- **DIRECTIVE**: List all lines in the material below that contain "Exhibit".

- **Dataset items**:
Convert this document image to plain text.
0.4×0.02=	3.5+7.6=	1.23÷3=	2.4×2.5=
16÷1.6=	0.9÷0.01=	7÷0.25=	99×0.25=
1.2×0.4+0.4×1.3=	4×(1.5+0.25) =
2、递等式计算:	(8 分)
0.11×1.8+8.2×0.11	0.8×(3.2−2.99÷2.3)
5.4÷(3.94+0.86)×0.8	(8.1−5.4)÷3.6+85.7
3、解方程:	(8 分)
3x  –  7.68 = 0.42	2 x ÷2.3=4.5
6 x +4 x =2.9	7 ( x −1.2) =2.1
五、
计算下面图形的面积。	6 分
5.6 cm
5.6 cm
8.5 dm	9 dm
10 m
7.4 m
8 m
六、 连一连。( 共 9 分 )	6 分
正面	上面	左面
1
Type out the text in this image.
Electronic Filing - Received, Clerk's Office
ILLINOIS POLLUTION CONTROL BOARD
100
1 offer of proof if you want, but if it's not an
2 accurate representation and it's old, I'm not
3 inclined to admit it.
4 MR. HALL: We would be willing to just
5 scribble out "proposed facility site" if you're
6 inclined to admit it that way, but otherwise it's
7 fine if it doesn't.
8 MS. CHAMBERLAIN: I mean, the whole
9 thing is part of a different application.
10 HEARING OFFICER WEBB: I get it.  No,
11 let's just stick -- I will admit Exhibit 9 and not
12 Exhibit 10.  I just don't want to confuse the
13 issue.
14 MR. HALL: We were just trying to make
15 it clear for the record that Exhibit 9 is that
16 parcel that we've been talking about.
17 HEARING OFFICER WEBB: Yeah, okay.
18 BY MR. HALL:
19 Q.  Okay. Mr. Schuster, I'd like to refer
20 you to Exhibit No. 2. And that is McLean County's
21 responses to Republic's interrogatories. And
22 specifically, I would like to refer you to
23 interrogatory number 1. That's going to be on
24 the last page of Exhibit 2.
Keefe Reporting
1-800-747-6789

- **SOLUTION TO THIS TASK**:
11 let's just stick -- I will admit Exhibit 9 and not
12 Exhibit 10.  I just don't want to confuse the
15 it clear for the record that Exhibit 9 is that
20 you to Exhibit No. 2. And that is McLean County's
24 the last page of Exhibit 2.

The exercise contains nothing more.